==== Given data ====

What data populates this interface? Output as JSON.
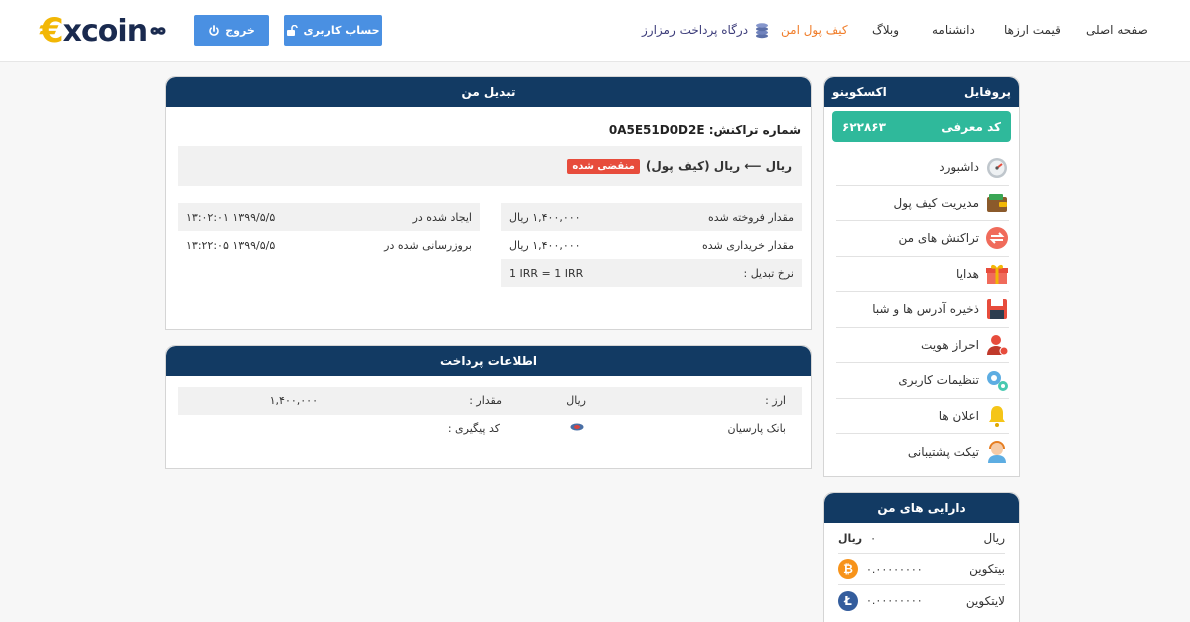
{
  "header": {
    "logo": "excoin",
    "logout_label": "خروج",
    "account_label": "حساب کاربری",
    "nav": [
      {
        "label": "صفحه اصلی"
      },
      {
        "label": "قیمت ارزها"
      },
      {
        "label": "دانشنامه"
      },
      {
        "label": "وبلاگ"
      },
      {
        "label": "کیف پول امن"
      },
      {
        "label": "درگاه پرداخت رمزارز"
      }
    ]
  },
  "profile": {
    "title": "پروفایل",
    "name": "اکسکوینو",
    "ref_label": "کد معرفی",
    "ref_code": "۶۲۲۸۶۳",
    "menu": [
      {
        "label": "داشبورد",
        "icon": "speedometer-icon"
      },
      {
        "label": "مدیریت کیف پول",
        "icon": "wallet-icon"
      },
      {
        "label": "تراکنش های من",
        "icon": "exchange-icon"
      },
      {
        "label": "هدایا",
        "icon": "gift-icon"
      },
      {
        "label": "ذخیره آدرس ها و شبا",
        "icon": "floppy-icon"
      },
      {
        "label": "احراز هویت",
        "icon": "user-verify-icon"
      },
      {
        "label": "تنظیمات کاربری",
        "icon": "gears-icon"
      },
      {
        "label": "اعلان ها",
        "icon": "bell-icon"
      },
      {
        "label": "تیکت پشتیبانی",
        "icon": "support-icon"
      }
    ]
  },
  "assets": {
    "title": "دارایی های من",
    "items": [
      {
        "name": "ریال",
        "value": "۰",
        "symbol": "ریال"
      },
      {
        "name": "بیتکوین",
        "value": "۰.۰۰۰۰۰۰۰۰",
        "symbol": "₿",
        "color": "#f7931a"
      },
      {
        "name": "لایتکوین",
        "value": "۰.۰۰۰۰۰۰۰۰",
        "symbol": "Ł",
        "color": "#345d9d"
      }
    ]
  },
  "exchange": {
    "title": "تبدیل من",
    "tx_label": "شماره تراکنش:",
    "tx_id": "0A5E51D0D2E",
    "pair_text": "ریال ⟵ ریال (کیف پول)",
    "status": "منقضی شده",
    "right_rows": [
      {
        "label": "مقدار فروخته شده",
        "value": "۱,۴۰۰,۰۰۰ ریال"
      },
      {
        "label": "مقدار خریداری شده",
        "value": "۱,۴۰۰,۰۰۰ ریال"
      },
      {
        "label": "نرخ تبدیل :",
        "value": "1 IRR = 1 IRR"
      }
    ],
    "left_rows": [
      {
        "label": "ایجاد شده در",
        "value": "۱۳۹۹/۵/۵ ۱۳:۰۲:۰۱"
      },
      {
        "label": "بروزرسانی شده در",
        "value": "۱۳۹۹/۵/۵ ۱۳:۲۲:۰۵"
      }
    ]
  },
  "payment": {
    "title": "اطلاعات پرداخت",
    "currency_label": "ارز :",
    "currency_value": "ریال",
    "amount_label": "مقدار :",
    "amount_value": "۱,۴۰۰,۰۰۰",
    "bank_name": "بانک پارسیان",
    "tracking_label": "کد پیگیری :"
  },
  "colors": {
    "primary": "#123a63",
    "accent": "#4a90e2",
    "referral": "#2fb99b",
    "active_nav": "#f07d2a",
    "expired": "#e74c3c"
  }
}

====

Each line that holds the word "تراکنش" should be extracted from the records.

        "label": "تراکنش های من",
    "tx_label": "شماره تراکنش:",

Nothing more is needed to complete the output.